— start of Material shown —

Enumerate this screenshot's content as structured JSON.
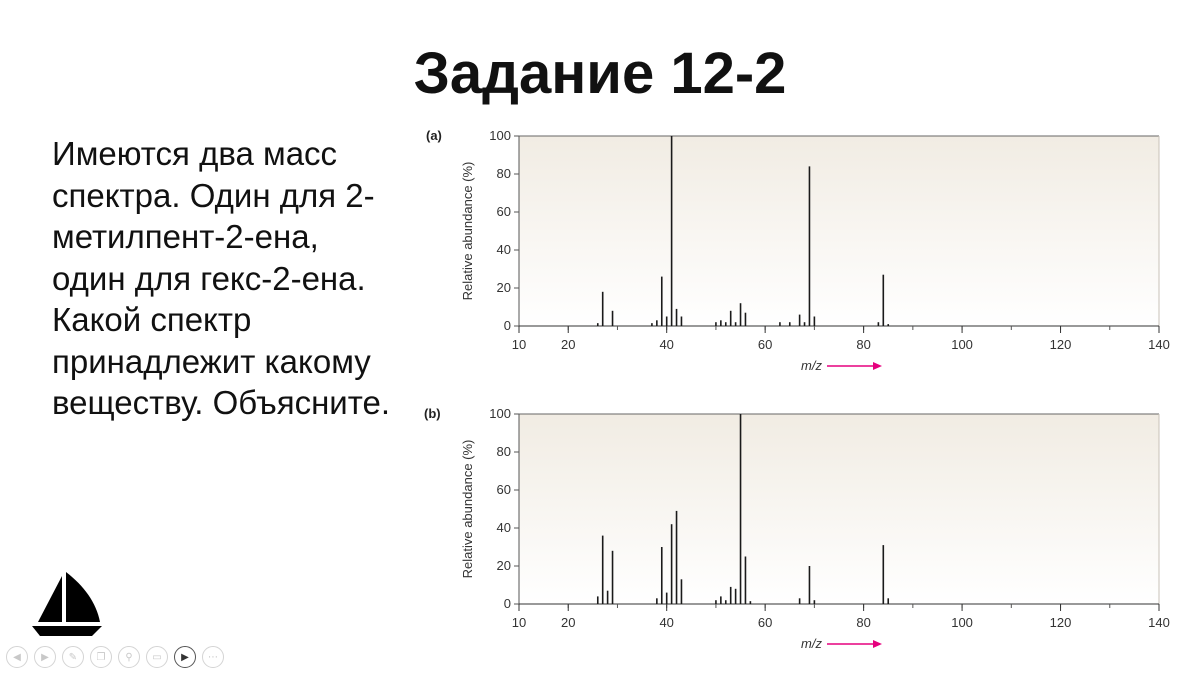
{
  "slide": {
    "title": "Задание 12-2",
    "question_lines": [
      "Имеются два масс",
      "спектра. Один для 2-",
      "метилпент-2-ена,",
      "один для гекс-2-ена.",
      "Какой спектр",
      "принадлежит какому",
      "веществу. Объясните."
    ]
  },
  "icons": {
    "boat": "sailboat-icon",
    "controls": [
      "prev-icon",
      "next-icon",
      "pen-icon",
      "copy-icon",
      "zoom-icon",
      "subtitles-icon",
      "video-icon",
      "more-icon"
    ]
  },
  "chart_data": [
    {
      "type": "bar",
      "panel_label": "(a)",
      "xlabel": "m/z",
      "ylabel": "Relative abundance (%)",
      "xlim": [
        10,
        140
      ],
      "ylim": [
        0,
        100
      ],
      "xticks": [
        10,
        20,
        40,
        60,
        80,
        100,
        120,
        140
      ],
      "yticks": [
        0,
        20,
        40,
        60,
        80,
        100
      ],
      "grid": false,
      "background": "#f1ece3",
      "x": [
        26,
        27,
        29,
        37,
        38,
        39,
        40,
        41,
        42,
        43,
        50,
        51,
        52,
        53,
        54,
        55,
        56,
        63,
        65,
        67,
        68,
        69,
        70,
        83,
        84,
        85
      ],
      "values": [
        1.5,
        18,
        8,
        1.5,
        3,
        26,
        5,
        100,
        9,
        5,
        2,
        3,
        2,
        8,
        2,
        12,
        7,
        2,
        2,
        6,
        2,
        84,
        5,
        2,
        27,
        1
      ]
    },
    {
      "type": "bar",
      "panel_label": "(b)",
      "xlabel": "m/z",
      "ylabel": "Relative abundance (%)",
      "xlim": [
        10,
        140
      ],
      "ylim": [
        0,
        100
      ],
      "xticks": [
        10,
        20,
        40,
        60,
        80,
        100,
        120,
        140
      ],
      "yticks": [
        0,
        20,
        40,
        60,
        80,
        100
      ],
      "grid": false,
      "background": "#f1ece3",
      "x": [
        26,
        27,
        28,
        29,
        38,
        39,
        40,
        41,
        42,
        43,
        50,
        51,
        52,
        53,
        54,
        55,
        56,
        57,
        67,
        69,
        70,
        84,
        85
      ],
      "values": [
        4,
        36,
        7,
        28,
        3,
        30,
        6,
        42,
        49,
        13,
        2,
        4,
        2,
        9,
        8,
        100,
        25,
        1.5,
        3,
        20,
        2,
        31,
        3
      ]
    }
  ]
}
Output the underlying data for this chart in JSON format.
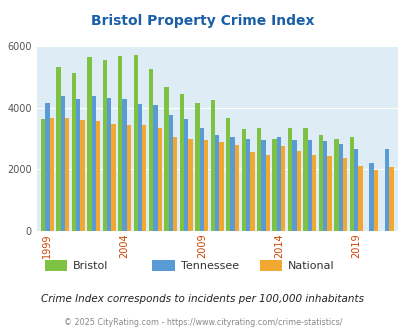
{
  "title": "Bristol Property Crime Index",
  "years": [
    1999,
    2000,
    2001,
    2002,
    2003,
    2004,
    2005,
    2006,
    2007,
    2008,
    2009,
    2010,
    2011,
    2012,
    2013,
    2014,
    2015,
    2016,
    2017,
    2018,
    2019,
    2020,
    2021
  ],
  "bristol": [
    3650,
    5320,
    5130,
    5650,
    5560,
    5680,
    5700,
    5250,
    4680,
    4460,
    4160,
    4250,
    3680,
    3320,
    3350,
    2990,
    3330,
    3330,
    3110,
    2990,
    3060,
    0,
    0
  ],
  "tennessee": [
    4150,
    4370,
    4280,
    4370,
    4310,
    4280,
    4120,
    4100,
    3770,
    3640,
    3330,
    3120,
    3050,
    2990,
    2940,
    3050,
    2940,
    2940,
    2920,
    2830,
    2650,
    2200,
    2650
  ],
  "national": [
    3680,
    3660,
    3620,
    3560,
    3490,
    3450,
    3430,
    3340,
    3060,
    2990,
    2940,
    2890,
    2790,
    2580,
    2460,
    2770,
    2590,
    2470,
    2450,
    2370,
    2110,
    1980,
    2080
  ],
  "colors": {
    "bristol": "#7dc243",
    "tennessee": "#5b9bd5",
    "national": "#f0a830"
  },
  "plot_bg": "#deedf5",
  "ylim": [
    0,
    6000
  ],
  "yticks": [
    0,
    2000,
    4000,
    6000
  ],
  "subtitle": "Crime Index corresponds to incidents per 100,000 inhabitants",
  "footer": "© 2025 CityRating.com - https://www.cityrating.com/crime-statistics/",
  "legend_labels": [
    "Bristol",
    "Tennessee",
    "National"
  ],
  "xlabel_ticks": [
    1999,
    2004,
    2009,
    2014,
    2019
  ]
}
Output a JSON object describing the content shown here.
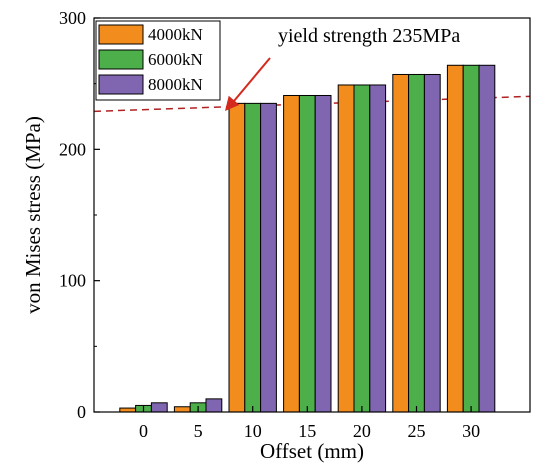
{
  "chart_data": {
    "type": "bar",
    "title": "",
    "xlabel": "Offset (mm)",
    "ylabel": "von Mises stress (MPa)",
    "ylim": [
      0,
      300
    ],
    "yticks": [
      0,
      100,
      200,
      300
    ],
    "categories": [
      "0",
      "5",
      "10",
      "15",
      "20",
      "25",
      "30"
    ],
    "series": [
      {
        "name": "4000kN",
        "color": "#f28c1c",
        "values": [
          3,
          4,
          235,
          241,
          249,
          257,
          264
        ]
      },
      {
        "name": "6000kN",
        "color": "#4daf4a",
        "values": [
          5,
          7,
          235,
          241,
          249,
          257,
          264
        ]
      },
      {
        "name": "8000kN",
        "color": "#8065b0",
        "values": [
          7,
          10,
          235,
          241,
          249,
          257,
          264
        ]
      }
    ],
    "legend_position": "top-left",
    "grid": false,
    "reference_line": {
      "label": "yield strength 235MPa",
      "value": 235,
      "style": "dashed",
      "color": "#b22222"
    },
    "annotation_arrow_color": "#d42a1e"
  }
}
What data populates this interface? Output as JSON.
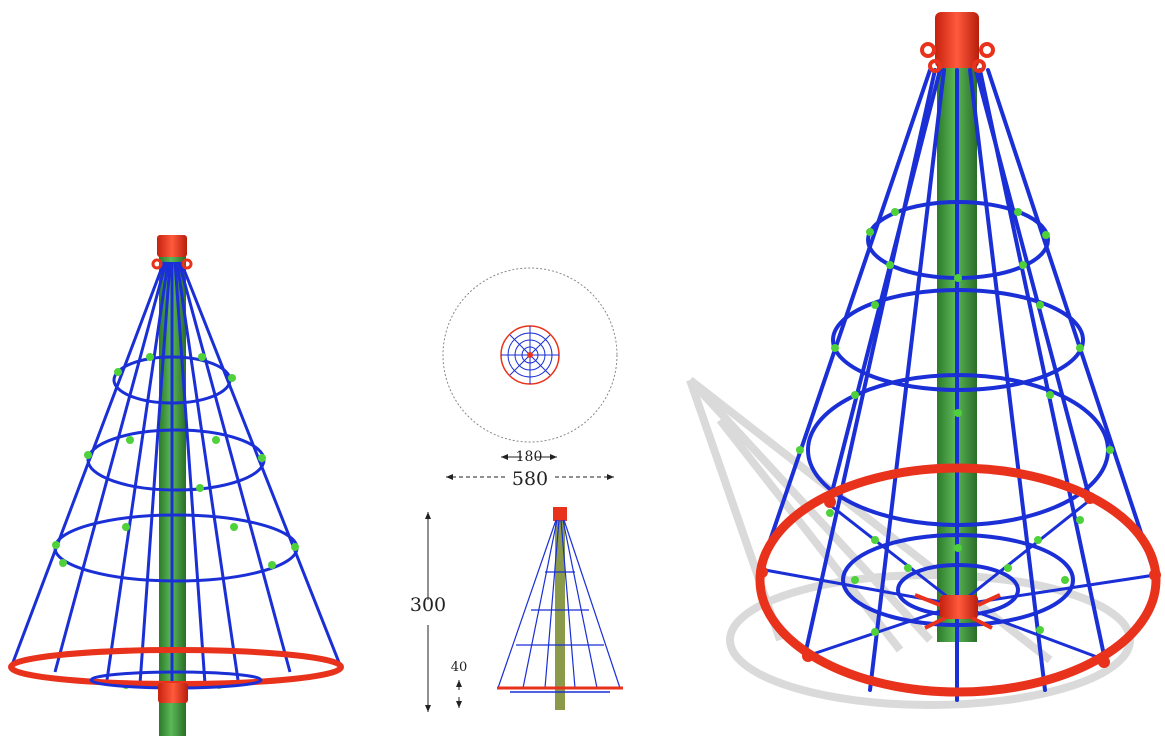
{
  "dimensions": {
    "top_inner_diameter": "180",
    "top_outer_diameter": "580",
    "height": "300",
    "base_clearance": "40"
  },
  "colors": {
    "frame": "#1a2fd6",
    "pole": "#3f9a3a",
    "pole_dark": "#2c7a2a",
    "ring": "#e8321c",
    "cap": "#e8321c",
    "joint": "#4fd13a",
    "shadow": "#d6d6d6",
    "dim_line": "#222222",
    "plan_circle": "#888888"
  },
  "views": [
    {
      "name": "front-view"
    },
    {
      "name": "plan-view"
    },
    {
      "name": "elevation-view"
    },
    {
      "name": "perspective-view"
    }
  ]
}
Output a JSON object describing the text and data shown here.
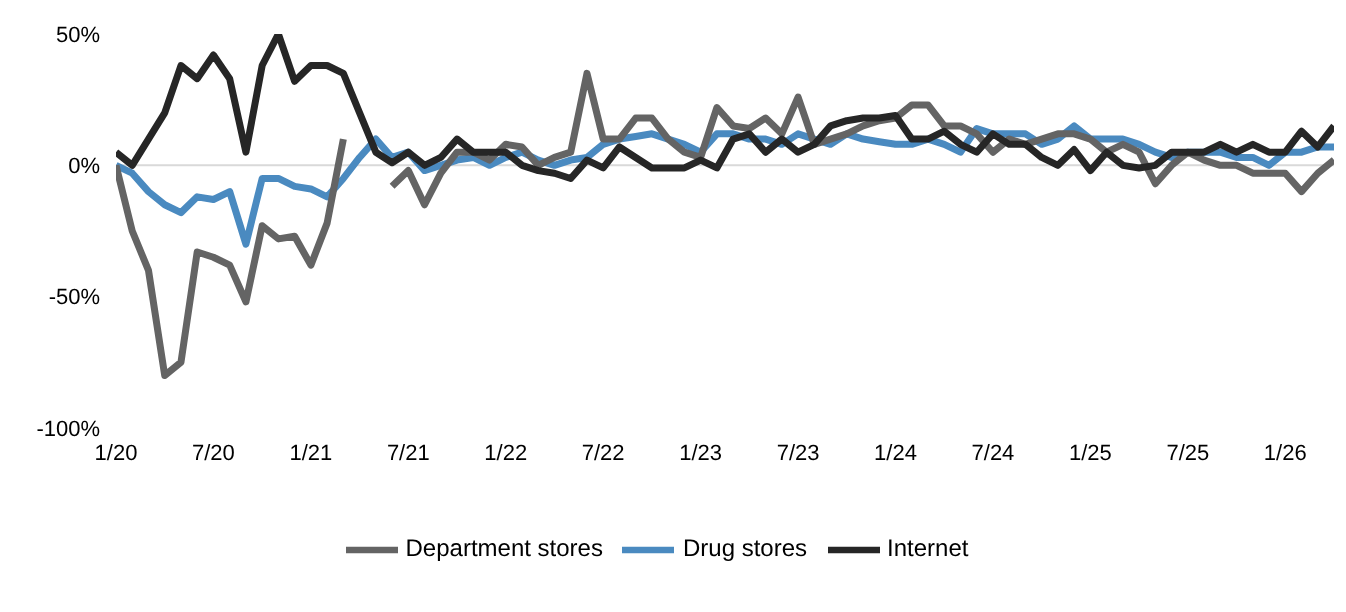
{
  "chart_data": {
    "type": "line",
    "x": [
      "2020-01",
      "2020-02",
      "2020-03",
      "2020-04",
      "2020-05",
      "2020-06",
      "2020-07",
      "2020-08",
      "2020-09",
      "2020-10",
      "2020-11",
      "2020-12",
      "2021-01",
      "2021-02",
      "2021-03",
      "2021-04",
      "2021-05",
      "2021-06",
      "2021-07",
      "2021-08",
      "2021-09",
      "2021-10",
      "2021-11",
      "2021-12",
      "2022-01",
      "2022-02",
      "2022-03",
      "2022-04",
      "2022-05",
      "2022-06",
      "2022-07",
      "2022-08",
      "2022-09",
      "2022-10",
      "2022-11",
      "2022-12",
      "2023-01",
      "2023-02",
      "2023-03",
      "2023-04",
      "2023-05",
      "2023-06",
      "2023-07",
      "2023-08",
      "2023-09",
      "2023-10",
      "2023-11",
      "2023-12",
      "2024-01",
      "2024-02",
      "2024-03",
      "2024-04",
      "2024-05",
      "2024-06",
      "2024-07",
      "2024-08",
      "2024-09",
      "2024-10",
      "2024-11",
      "2024-12",
      "2025-01",
      "2025-02",
      "2025-03",
      "2025-04",
      "2025-05",
      "2025-06",
      "2025-07",
      "2025-08",
      "2025-09",
      "2025-10",
      "2025-11",
      "2025-12",
      "2026-01",
      "2026-02",
      "2026-03",
      "2026-04"
    ],
    "series": [
      {
        "name": "Drug stores",
        "color": "#4a8ac0",
        "values": [
          0,
          -3,
          -10,
          -15,
          -18,
          -12,
          -13,
          -10,
          -30,
          -5,
          -5,
          -8,
          -9,
          -12,
          -5,
          3,
          10,
          3,
          5,
          -2,
          0,
          2,
          3,
          0,
          3,
          5,
          2,
          0,
          2,
          3,
          8,
          10,
          11,
          12,
          10,
          8,
          5,
          12,
          12,
          10,
          10,
          8,
          12,
          10,
          8,
          12,
          10,
          9,
          8,
          8,
          10,
          8,
          5,
          14,
          12,
          12,
          12,
          8,
          10,
          15,
          10,
          10,
          10,
          8,
          5,
          3,
          5,
          5,
          5,
          3,
          3,
          0,
          5,
          5,
          7,
          7
        ]
      },
      {
        "name": "Department stores",
        "color": "#646464",
        "values": [
          0,
          -25,
          -40,
          -80,
          -75,
          -33,
          -35,
          -38,
          -52,
          -23,
          -28,
          -27,
          -38,
          -22,
          10,
          null,
          null,
          -8,
          -2,
          -15,
          -3,
          5,
          5,
          2,
          8,
          7,
          0,
          3,
          5,
          35,
          10,
          10,
          18,
          18,
          10,
          5,
          3,
          22,
          15,
          14,
          18,
          12,
          26,
          8,
          10,
          12,
          15,
          17,
          18,
          23,
          23,
          15,
          15,
          12,
          5,
          10,
          8,
          10,
          12,
          12,
          10,
          5,
          8,
          5,
          -7,
          0,
          5,
          2,
          0,
          0,
          -3,
          -3,
          -3,
          -10,
          -3,
          2
        ]
      },
      {
        "name": "Internet",
        "color": "#262626",
        "values": [
          5,
          0,
          10,
          20,
          38,
          33,
          42,
          33,
          5,
          38,
          50,
          32,
          38,
          38,
          35,
          20,
          5,
          1,
          5,
          0,
          3,
          10,
          5,
          5,
          5,
          0,
          -2,
          -3,
          -5,
          2,
          -1,
          7,
          3,
          -1,
          -1,
          -1,
          2,
          -1,
          10,
          12,
          5,
          10,
          5,
          8,
          15,
          17,
          18,
          18,
          19,
          10,
          10,
          13,
          8,
          5,
          12,
          8,
          8,
          3,
          0,
          6,
          -2,
          5,
          0,
          -1,
          0,
          5,
          5,
          5,
          8,
          5,
          8,
          5,
          5,
          13,
          7,
          15
        ]
      }
    ],
    "xlim": [
      "2020-01",
      "2026-04"
    ],
    "xticks": [
      {
        "value": "2020-01",
        "label": "1/20"
      },
      {
        "value": "2020-07",
        "label": "7/20"
      },
      {
        "value": "2021-01",
        "label": "1/21"
      },
      {
        "value": "2021-07",
        "label": "7/21"
      },
      {
        "value": "2022-01",
        "label": "1/22"
      },
      {
        "value": "2022-07",
        "label": "7/22"
      },
      {
        "value": "2023-01",
        "label": "1/23"
      },
      {
        "value": "2023-07",
        "label": "7/23"
      },
      {
        "value": "2024-01",
        "label": "1/24"
      },
      {
        "value": "2024-07",
        "label": "7/24"
      },
      {
        "value": "2025-01",
        "label": "1/25"
      },
      {
        "value": "2025-07",
        "label": "7/25"
      },
      {
        "value": "2026-01",
        "label": "1/26"
      }
    ],
    "ylim": [
      -100,
      50
    ],
    "yticks": [
      {
        "value": -100,
        "label": "-100%"
      },
      {
        "value": -50,
        "label": "-50%"
      },
      {
        "value": 0,
        "label": "0%"
      },
      {
        "value": 50,
        "label": "50%"
      }
    ],
    "ref_lines": [
      {
        "axis": "y",
        "value": 0,
        "color": "#d9d9d9"
      }
    ],
    "legend": "bottom",
    "grid": false,
    "marker": "none",
    "line_style": "solid"
  }
}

— end of Material shown —

◆ Your instructions ◆
Identify each line holding the string "here", and copy it out.

◆ Final answer ◆
Output a JSON object describing the content shown here.
Output a JSON object describing the text and data shown here.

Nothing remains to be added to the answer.